- [WHAT IS BEING ASKED]
Transcribe each record exactly. Include every one.

* START *

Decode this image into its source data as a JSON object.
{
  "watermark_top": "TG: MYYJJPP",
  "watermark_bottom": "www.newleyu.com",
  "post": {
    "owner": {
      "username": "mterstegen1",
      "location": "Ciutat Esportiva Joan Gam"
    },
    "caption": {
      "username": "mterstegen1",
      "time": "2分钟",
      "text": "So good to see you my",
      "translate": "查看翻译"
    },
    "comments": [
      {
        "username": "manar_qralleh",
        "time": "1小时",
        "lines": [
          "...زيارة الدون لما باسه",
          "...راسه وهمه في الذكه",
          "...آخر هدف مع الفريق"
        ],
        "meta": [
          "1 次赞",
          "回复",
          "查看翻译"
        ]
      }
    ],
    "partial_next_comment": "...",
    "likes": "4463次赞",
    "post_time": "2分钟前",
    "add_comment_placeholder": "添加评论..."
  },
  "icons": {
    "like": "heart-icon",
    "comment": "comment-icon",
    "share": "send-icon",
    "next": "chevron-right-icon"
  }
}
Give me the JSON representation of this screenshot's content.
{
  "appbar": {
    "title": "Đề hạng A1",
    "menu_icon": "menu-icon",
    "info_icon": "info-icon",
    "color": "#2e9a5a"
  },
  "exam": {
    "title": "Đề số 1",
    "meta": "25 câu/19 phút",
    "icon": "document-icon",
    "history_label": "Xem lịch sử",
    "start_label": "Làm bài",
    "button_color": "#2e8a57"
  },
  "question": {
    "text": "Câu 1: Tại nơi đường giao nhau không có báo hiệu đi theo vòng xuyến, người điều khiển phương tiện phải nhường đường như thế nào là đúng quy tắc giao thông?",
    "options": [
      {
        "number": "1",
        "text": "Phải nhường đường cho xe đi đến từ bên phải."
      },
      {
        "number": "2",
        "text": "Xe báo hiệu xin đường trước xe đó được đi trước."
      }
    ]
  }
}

* END *

- [THE COMPLETED TASK]
Decode this image into its source data as a JSON object.
{
  "watermark_top": "TG: MYYJJPP",
  "watermark_bottom": "www.newleyu.com",
  "post": {
    "owner": {
      "username": "mterstegen1",
      "location": "Ciutat Esportiva Joan Gam"
    },
    "caption": {
      "username": "mterstegen1",
      "time": "2分钟",
      "text": "So good to see you my",
      "translate": "查看翻译"
    },
    "comments": [
      {
        "username": "manar_qralleh",
        "time": "1小时",
        "lines": [
          "...زيارة الدون لما باسه",
          "...راسه وهمه في الذكه",
          "...آخر هدف مع الفريق"
        ],
        "meta": [
          "1 次赞",
          "回复",
          "查看翻译"
        ]
      }
    ],
    "partial_next_comment": "...",
    "likes": "4463次赞",
    "post_time": "2分钟前",
    "add_comment_placeholder": "添加评论..."
  },
  "icons": {
    "like": "heart-icon",
    "comment": "comment-icon",
    "share": "send-icon",
    "next": "chevron-right-icon"
  }
}
Give me the JSON representation of this screenshot's content.
{
  "appbar": {
    "title": "Đề hạng A1",
    "menu_icon": "menu-icon",
    "info_icon": "info-icon",
    "color": "#2e9a5a"
  },
  "exam": {
    "title": "Đề số 1",
    "meta": "25 câu/19 phút",
    "icon": "document-icon",
    "history_label": "Xem lịch sử",
    "start_label": "Làm bài",
    "button_color": "#2e8a57"
  },
  "question": {
    "text": "Câu 1: Tại nơi đường giao nhau không có báo hiệu đi theo vòng xuyến, người điều khiển phương tiện phải nhường đường như thế nào là đúng quy tắc giao thông?",
    "options": [
      {
        "number": "1",
        "text": "Phải nhường đường cho xe đi đến từ bên phải."
      },
      {
        "number": "2",
        "text": "Xe báo hiệu xin đường trước xe đó được đi trước."
      }
    ]
  }
}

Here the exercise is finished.